INPUT FOR THIS TASK:
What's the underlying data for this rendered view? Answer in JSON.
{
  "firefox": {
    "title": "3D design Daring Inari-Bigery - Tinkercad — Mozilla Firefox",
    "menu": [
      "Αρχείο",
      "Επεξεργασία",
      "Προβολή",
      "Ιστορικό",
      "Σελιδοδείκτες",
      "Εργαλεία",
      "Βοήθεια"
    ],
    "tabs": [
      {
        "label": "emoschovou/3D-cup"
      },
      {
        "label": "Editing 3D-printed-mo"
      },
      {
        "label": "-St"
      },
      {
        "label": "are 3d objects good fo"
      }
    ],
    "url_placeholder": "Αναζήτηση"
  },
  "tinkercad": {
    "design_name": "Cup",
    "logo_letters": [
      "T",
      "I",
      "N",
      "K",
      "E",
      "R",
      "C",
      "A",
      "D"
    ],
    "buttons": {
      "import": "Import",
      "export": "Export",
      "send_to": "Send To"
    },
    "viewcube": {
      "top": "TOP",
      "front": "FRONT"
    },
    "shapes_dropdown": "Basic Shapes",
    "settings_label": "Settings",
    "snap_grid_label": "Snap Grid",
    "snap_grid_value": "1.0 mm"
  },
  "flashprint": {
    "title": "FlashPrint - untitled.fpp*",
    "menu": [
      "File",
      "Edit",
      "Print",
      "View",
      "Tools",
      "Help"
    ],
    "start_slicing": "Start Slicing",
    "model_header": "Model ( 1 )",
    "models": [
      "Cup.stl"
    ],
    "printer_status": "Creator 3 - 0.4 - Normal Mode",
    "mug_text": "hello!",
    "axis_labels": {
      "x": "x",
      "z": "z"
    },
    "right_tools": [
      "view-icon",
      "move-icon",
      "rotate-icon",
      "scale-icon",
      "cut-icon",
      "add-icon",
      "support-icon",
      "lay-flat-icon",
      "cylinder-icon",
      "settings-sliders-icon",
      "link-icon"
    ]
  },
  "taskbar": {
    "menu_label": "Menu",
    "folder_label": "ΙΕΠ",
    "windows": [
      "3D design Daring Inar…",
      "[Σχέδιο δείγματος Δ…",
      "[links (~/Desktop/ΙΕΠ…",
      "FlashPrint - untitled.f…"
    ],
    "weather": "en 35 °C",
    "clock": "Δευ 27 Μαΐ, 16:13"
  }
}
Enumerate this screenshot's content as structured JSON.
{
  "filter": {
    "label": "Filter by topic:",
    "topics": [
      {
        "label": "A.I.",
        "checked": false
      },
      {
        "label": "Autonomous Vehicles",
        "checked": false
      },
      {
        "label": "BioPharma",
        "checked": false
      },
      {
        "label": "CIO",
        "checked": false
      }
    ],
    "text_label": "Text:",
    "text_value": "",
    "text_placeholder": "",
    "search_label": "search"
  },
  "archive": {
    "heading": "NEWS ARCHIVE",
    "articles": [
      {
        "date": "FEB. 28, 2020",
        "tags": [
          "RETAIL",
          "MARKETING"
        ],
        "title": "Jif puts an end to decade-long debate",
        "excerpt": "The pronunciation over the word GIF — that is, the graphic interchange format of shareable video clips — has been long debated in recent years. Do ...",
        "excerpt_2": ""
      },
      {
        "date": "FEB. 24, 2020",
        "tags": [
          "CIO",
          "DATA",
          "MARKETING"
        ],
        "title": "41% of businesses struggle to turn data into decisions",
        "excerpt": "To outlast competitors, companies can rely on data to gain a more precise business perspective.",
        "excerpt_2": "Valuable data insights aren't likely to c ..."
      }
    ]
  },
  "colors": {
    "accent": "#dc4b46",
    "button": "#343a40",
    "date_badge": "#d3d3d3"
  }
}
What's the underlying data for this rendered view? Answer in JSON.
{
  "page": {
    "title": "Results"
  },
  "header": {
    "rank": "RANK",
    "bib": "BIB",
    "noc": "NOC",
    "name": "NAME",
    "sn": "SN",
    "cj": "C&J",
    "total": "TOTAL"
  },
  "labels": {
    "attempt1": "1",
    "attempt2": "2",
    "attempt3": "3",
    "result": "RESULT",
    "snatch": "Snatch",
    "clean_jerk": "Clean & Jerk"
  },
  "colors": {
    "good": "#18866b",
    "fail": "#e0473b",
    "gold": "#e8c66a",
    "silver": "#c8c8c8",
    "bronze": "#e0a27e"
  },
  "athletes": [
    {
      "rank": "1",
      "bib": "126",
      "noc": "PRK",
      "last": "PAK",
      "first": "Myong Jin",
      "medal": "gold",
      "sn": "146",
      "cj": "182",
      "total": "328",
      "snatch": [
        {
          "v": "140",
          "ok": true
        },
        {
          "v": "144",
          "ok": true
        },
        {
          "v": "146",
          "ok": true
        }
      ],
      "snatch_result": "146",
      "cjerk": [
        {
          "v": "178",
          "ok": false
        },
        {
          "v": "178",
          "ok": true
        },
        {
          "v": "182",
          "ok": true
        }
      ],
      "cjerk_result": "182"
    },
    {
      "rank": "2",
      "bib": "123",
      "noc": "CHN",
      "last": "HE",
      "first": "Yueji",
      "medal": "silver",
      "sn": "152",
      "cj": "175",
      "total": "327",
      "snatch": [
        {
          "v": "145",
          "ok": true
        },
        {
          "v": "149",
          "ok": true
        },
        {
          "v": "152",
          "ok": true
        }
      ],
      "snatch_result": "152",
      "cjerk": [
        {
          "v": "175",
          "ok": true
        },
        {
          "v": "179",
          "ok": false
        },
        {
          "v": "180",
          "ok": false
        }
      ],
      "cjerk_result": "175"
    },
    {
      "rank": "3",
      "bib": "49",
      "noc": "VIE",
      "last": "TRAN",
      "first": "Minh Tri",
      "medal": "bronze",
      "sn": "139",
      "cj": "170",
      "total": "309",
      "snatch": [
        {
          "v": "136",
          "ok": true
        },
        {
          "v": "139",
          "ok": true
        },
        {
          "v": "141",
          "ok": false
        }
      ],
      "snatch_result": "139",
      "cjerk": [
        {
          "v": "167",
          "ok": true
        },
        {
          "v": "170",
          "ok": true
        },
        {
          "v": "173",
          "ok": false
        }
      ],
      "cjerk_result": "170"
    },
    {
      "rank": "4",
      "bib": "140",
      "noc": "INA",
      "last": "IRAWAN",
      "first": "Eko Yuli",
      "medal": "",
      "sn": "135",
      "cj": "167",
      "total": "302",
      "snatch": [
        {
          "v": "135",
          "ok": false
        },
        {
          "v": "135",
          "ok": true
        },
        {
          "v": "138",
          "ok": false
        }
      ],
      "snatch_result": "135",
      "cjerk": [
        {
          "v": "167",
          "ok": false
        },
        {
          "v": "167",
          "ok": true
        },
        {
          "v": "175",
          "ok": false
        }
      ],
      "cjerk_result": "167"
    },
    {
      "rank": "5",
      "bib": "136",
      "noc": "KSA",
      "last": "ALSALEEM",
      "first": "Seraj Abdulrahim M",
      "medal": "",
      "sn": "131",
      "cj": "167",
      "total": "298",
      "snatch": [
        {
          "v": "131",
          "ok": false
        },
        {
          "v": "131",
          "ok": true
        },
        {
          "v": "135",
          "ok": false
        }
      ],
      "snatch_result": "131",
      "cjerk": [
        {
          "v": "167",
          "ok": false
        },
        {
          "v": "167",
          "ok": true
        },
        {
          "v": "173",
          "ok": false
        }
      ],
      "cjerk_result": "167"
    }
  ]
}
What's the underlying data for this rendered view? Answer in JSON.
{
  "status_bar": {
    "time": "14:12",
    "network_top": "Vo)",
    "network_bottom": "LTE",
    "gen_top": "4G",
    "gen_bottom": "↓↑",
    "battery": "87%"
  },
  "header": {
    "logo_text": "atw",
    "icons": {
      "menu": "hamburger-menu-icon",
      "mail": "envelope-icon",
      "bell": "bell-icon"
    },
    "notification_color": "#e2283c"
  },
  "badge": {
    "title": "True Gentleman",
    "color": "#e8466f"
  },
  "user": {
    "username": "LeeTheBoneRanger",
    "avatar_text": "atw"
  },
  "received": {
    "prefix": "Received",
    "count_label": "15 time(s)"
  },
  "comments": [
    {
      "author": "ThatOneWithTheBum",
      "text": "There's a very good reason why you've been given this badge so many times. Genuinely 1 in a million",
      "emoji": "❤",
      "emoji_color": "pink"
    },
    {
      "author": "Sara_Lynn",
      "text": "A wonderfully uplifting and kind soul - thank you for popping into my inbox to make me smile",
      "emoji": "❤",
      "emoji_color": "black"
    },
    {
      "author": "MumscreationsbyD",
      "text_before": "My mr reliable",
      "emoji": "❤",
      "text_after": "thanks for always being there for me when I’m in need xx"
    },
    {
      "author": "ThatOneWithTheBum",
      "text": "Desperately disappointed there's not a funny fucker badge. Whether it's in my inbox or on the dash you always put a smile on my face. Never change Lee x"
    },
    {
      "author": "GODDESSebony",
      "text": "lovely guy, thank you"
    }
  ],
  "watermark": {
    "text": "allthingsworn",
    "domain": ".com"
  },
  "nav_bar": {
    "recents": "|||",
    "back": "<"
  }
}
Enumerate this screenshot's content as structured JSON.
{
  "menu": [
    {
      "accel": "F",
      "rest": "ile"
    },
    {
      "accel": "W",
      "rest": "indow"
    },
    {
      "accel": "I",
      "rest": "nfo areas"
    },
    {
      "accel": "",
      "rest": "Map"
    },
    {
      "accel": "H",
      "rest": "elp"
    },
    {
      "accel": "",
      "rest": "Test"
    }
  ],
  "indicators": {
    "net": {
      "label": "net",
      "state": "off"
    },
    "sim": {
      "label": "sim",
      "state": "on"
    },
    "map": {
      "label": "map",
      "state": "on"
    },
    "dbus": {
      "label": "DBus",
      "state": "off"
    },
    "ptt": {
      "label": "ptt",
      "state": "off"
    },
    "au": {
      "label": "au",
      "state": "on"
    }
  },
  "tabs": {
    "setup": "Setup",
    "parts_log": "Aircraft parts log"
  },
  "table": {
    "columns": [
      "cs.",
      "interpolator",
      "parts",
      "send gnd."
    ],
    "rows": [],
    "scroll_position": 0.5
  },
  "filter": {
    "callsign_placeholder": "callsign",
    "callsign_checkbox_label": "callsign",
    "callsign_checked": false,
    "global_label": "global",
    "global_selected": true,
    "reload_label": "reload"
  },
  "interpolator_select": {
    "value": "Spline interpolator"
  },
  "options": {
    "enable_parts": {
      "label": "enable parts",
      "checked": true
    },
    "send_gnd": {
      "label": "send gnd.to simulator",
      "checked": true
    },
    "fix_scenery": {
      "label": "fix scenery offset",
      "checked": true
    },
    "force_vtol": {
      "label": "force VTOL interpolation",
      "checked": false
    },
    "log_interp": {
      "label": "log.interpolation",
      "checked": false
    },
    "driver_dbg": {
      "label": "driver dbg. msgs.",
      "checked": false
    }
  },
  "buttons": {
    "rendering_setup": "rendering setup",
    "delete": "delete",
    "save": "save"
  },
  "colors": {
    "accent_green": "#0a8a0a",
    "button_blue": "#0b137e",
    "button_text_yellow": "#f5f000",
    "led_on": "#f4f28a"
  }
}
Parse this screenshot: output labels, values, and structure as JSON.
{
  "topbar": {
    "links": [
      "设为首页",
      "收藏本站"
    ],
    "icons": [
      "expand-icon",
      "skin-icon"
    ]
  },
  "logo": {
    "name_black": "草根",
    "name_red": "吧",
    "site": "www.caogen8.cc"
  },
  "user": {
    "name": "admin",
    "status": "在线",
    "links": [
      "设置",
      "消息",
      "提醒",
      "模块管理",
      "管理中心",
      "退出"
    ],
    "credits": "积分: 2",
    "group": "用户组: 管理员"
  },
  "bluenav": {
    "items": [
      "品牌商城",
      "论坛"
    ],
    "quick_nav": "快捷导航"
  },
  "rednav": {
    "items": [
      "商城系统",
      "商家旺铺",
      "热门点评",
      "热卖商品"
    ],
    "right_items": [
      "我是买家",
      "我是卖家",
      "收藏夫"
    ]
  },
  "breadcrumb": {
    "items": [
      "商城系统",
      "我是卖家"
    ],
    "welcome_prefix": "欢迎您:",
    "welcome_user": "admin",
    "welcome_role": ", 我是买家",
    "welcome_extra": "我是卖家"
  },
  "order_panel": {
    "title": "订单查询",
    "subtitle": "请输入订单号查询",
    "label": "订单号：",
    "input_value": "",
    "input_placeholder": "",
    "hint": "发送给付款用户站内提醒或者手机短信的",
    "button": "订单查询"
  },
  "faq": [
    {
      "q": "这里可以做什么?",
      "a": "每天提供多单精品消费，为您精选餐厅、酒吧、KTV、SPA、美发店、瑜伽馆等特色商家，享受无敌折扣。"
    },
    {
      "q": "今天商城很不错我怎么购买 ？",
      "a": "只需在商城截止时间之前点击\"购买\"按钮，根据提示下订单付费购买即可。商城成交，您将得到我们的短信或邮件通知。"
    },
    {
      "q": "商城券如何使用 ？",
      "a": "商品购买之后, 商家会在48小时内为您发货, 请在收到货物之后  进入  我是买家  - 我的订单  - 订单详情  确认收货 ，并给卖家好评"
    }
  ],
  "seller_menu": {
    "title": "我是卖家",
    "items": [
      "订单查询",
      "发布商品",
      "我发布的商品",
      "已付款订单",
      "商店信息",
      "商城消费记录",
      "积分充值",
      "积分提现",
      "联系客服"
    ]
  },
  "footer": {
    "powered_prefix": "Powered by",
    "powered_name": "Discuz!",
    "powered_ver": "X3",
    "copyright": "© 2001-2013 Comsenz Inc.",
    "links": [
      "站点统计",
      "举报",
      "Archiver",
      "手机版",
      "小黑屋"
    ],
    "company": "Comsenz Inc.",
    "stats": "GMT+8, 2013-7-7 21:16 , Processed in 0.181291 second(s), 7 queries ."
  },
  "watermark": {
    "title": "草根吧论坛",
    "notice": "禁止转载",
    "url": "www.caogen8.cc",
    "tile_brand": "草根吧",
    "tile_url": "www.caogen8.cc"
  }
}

WHAT IS EXPECTED: Show, from the listing above, each line that contains the word "author".

WRITTEN REPLY:
      "author": "ThatOneWithTheBum",
      "author": "Sara_Lynn",
      "author": "MumscreationsbyD",
      "author": "ThatOneWithTheBum",
      "author": "GODDESSebony",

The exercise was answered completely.